What you have to do -
In full and without deviation, write out the entries that follow.

(Dataset entries)
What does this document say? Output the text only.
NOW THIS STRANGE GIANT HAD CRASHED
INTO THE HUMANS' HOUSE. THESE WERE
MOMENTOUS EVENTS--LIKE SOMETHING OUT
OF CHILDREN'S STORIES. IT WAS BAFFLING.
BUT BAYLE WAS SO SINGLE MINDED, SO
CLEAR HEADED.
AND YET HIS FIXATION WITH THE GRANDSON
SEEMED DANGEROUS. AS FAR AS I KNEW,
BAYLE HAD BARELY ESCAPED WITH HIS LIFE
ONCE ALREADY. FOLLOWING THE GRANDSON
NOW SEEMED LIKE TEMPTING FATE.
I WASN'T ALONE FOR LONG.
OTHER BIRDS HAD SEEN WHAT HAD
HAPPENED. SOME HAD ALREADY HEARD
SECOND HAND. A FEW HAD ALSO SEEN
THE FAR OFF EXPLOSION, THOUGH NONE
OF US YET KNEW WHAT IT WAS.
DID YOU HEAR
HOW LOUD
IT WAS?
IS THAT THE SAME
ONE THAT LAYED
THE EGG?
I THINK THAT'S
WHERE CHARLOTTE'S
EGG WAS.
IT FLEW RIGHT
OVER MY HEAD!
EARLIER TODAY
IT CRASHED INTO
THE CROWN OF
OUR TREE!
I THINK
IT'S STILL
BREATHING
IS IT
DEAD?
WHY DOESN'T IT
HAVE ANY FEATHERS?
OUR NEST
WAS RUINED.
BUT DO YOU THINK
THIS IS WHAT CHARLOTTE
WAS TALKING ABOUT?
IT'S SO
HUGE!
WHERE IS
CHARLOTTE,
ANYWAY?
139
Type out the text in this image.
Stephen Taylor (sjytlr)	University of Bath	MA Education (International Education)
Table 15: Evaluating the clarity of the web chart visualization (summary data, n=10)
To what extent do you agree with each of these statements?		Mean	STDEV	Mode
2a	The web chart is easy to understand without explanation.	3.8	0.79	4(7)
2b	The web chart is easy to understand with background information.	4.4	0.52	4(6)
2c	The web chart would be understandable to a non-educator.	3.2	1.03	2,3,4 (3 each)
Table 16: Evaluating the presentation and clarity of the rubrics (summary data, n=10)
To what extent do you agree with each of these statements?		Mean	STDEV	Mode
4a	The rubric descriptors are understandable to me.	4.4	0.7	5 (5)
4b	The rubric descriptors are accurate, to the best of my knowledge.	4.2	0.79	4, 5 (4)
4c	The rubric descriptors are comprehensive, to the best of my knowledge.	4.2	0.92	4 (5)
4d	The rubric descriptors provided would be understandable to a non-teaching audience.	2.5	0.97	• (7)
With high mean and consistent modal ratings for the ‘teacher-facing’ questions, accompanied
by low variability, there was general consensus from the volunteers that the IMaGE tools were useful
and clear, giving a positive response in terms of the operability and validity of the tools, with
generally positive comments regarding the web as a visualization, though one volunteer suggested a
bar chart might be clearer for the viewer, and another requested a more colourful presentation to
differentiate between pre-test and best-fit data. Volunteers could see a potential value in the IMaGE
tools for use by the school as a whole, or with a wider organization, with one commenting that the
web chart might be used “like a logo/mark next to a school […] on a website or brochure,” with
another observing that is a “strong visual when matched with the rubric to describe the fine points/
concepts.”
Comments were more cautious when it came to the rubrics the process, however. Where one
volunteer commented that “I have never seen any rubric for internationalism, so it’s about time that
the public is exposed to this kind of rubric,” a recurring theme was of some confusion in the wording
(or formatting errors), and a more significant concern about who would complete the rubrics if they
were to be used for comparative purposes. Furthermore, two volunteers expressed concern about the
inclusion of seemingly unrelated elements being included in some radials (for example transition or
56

Correct output -
What does this document say? Output the text only.
NOW THIS STRANGE GIANT HAD CRASHED
INTO THE HUMANS' HOUSE. THESE WERE
MOMENTOUS EVENTS--LIKE SOMETHING OUT
OF CHILDREN'S STORIES. IT WAS BAFFLING.
BUT BAYLE WAS SO SINGLE MINDED, SO
CLEAR HEADED.
AND YET HIS FIXATION WITH THE GRANDSON
SEEMED DANGEROUS. AS FAR AS I KNEW,
BAYLE HAD BARELY ESCAPED WITH HIS LIFE
ONCE ALREADY. FOLLOWING THE GRANDSON
NOW SEEMED LIKE TEMPTING FATE.
I WASN'T ALONE FOR LONG.
OTHER BIRDS HAD SEEN WHAT HAD
HAPPENED. SOME HAD ALREADY HEARD
SECOND HAND. A FEW HAD ALSO SEEN
THE FAR OFF EXPLOSION, THOUGH NONE
OF US YET KNEW WHAT IT WAS.
DID YOU HEAR
HOW LOUD
IT WAS?
IS THAT THE SAME
ONE THAT LAYED
THE EGG?
I THINK THAT'S
WHERE CHARLOTTE'S
EGG WAS.
IT FLEW RIGHT
OVER MY HEAD!
EARLIER TODAY
IT CRASHED INTO
THE CROWN OF
OUR TREE!
I THINK
IT'S STILL
BREATHING
IS IT
DEAD?
WHY DOESN'T IT
HAVE ANY FEATHERS?
OUR NEST
WAS RUINED.
BUT DO YOU THINK
THIS IS WHAT CHARLOTTE
WAS TALKING ABOUT?
IT'S SO
HUGE!
WHERE IS
CHARLOTTE,
ANYWAY?
139
Type out the text in this image.
Stephen Taylor (sjytlr)	University of Bath	MA Education (International Education)
Table 15: Evaluating the clarity of the web chart visualization (summary data, n=10)
To what extent do you agree with each of these statements?		Mean	STDEV	Mode
2a	The web chart is easy to understand without explanation.	3.8	0.79	4(7)
2b	The web chart is easy to understand with background information.	4.4	0.52	4(6)
2c	The web chart would be understandable to a non-educator.	3.2	1.03	2,3,4 (3 each)
Table 16: Evaluating the presentation and clarity of the rubrics (summary data, n=10)
To what extent do you agree with each of these statements?		Mean	STDEV	Mode
4a	The rubric descriptors are understandable to me.	4.4	0.7	5 (5)
4b	The rubric descriptors are accurate, to the best of my knowledge.	4.2	0.79	4, 5 (4)
4c	The rubric descriptors are comprehensive, to the best of my knowledge.	4.2	0.92	4 (5)
4d	The rubric descriptors provided would be understandable to a non-teaching audience.	2.5	0.97	• (7)
With high mean and consistent modal ratings for the ‘teacher-facing’ questions, accompanied
by low variability, there was general consensus from the volunteers that the IMaGE tools were useful
and clear, giving a positive response in terms of the operability and validity of the tools, with
generally positive comments regarding the web as a visualization, though one volunteer suggested a
bar chart might be clearer for the viewer, and another requested a more colourful presentation to
differentiate between pre-test and best-fit data. Volunteers could see a potential value in the IMaGE
tools for use by the school as a whole, or with a wider organization, with one commenting that the
web chart might be used “like a logo/mark next to a school […] on a website or brochure,” with
another observing that is a “strong visual when matched with the rubric to describe the fine points/
concepts.”
Comments were more cautious when it came to the rubrics the process, however. Where one
volunteer commented that “I have never seen any rubric for internationalism, so it’s about time that
the public is exposed to this kind of rubric,” a recurring theme was of some confusion in the wording
(or formatting errors), and a more significant concern about who would complete the rubrics if they
were to be used for comparative purposes. Furthermore, two volunteers expressed concern about the
inclusion of seemingly unrelated elements being included in some radials (for example transition or
56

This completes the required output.